Count every line where "title" occurs. Give the total alone.

(Stored data)
********************

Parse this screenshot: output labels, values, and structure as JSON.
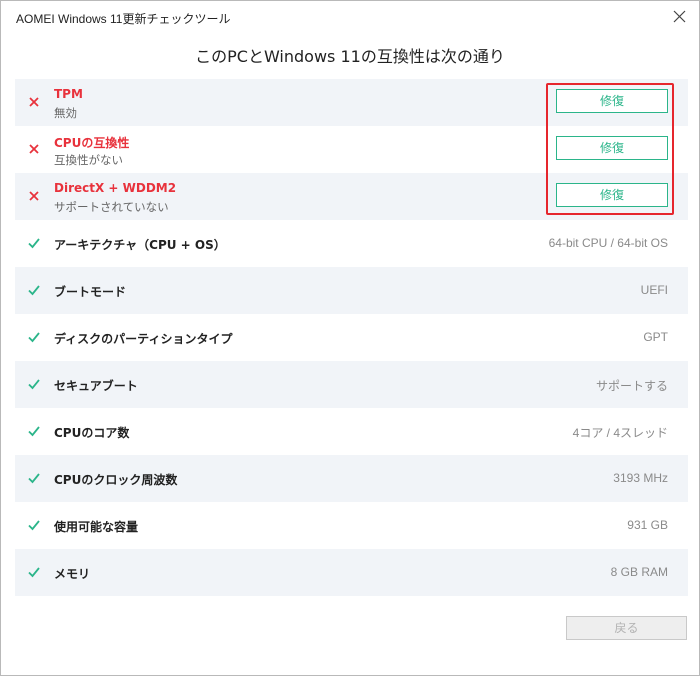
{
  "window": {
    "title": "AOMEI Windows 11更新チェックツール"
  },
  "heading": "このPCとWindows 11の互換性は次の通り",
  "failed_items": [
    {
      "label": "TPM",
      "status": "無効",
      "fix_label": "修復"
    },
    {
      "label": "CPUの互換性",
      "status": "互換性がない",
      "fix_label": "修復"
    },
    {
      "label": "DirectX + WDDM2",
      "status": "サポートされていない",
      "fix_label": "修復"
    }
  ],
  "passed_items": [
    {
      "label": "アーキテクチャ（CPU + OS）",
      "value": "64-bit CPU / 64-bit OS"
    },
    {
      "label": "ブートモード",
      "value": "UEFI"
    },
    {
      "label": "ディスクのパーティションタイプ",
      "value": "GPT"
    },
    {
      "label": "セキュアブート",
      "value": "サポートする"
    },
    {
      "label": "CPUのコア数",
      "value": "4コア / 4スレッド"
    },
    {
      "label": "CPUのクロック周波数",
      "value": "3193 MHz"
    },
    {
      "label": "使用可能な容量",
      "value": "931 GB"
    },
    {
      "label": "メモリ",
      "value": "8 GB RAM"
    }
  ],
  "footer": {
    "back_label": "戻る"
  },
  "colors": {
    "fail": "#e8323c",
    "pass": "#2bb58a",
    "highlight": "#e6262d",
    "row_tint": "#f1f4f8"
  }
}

********************

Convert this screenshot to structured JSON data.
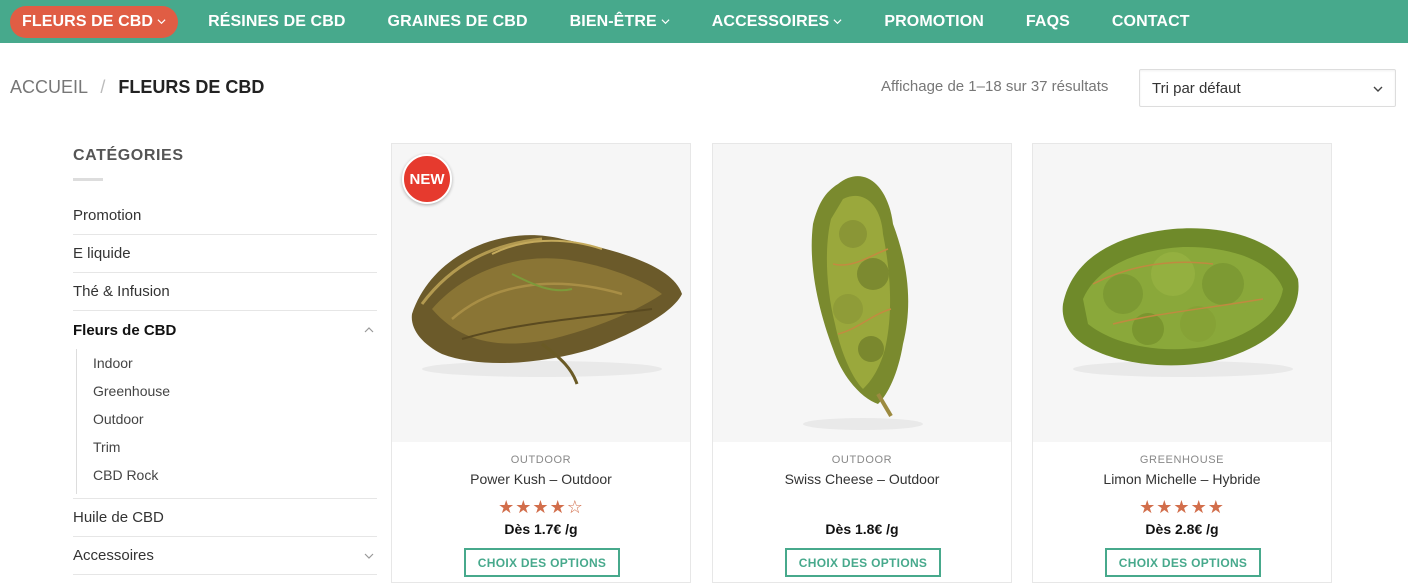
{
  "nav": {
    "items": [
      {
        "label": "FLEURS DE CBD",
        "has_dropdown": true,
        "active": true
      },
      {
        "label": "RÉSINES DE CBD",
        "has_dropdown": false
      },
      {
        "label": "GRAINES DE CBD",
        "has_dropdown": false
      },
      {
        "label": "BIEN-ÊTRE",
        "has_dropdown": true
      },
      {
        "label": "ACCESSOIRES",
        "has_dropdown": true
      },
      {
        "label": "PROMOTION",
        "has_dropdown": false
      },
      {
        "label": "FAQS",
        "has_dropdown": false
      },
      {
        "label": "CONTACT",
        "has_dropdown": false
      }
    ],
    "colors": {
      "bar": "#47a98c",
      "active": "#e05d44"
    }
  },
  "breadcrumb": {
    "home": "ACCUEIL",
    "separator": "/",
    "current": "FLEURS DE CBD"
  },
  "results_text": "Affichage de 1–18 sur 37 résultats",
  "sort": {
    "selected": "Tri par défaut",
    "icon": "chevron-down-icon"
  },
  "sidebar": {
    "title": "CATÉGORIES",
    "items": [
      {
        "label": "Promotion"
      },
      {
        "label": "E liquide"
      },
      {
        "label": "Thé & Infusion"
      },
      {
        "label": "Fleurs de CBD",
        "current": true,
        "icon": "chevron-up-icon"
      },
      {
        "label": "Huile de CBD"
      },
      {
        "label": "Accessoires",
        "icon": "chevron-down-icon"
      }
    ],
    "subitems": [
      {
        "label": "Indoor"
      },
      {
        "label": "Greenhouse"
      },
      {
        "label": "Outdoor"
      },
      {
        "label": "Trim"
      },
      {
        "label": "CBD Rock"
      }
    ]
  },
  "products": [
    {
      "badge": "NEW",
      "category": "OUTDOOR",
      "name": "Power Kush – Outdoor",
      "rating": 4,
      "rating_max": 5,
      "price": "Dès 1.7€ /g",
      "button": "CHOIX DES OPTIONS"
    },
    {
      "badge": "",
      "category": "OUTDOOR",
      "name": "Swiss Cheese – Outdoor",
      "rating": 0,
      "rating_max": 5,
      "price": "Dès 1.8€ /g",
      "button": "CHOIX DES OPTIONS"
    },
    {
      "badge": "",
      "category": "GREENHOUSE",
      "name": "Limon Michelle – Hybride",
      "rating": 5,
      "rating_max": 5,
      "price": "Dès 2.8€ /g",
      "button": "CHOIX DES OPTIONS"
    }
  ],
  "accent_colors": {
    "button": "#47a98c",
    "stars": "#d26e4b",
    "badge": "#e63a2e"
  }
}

********************

Result of this task> 2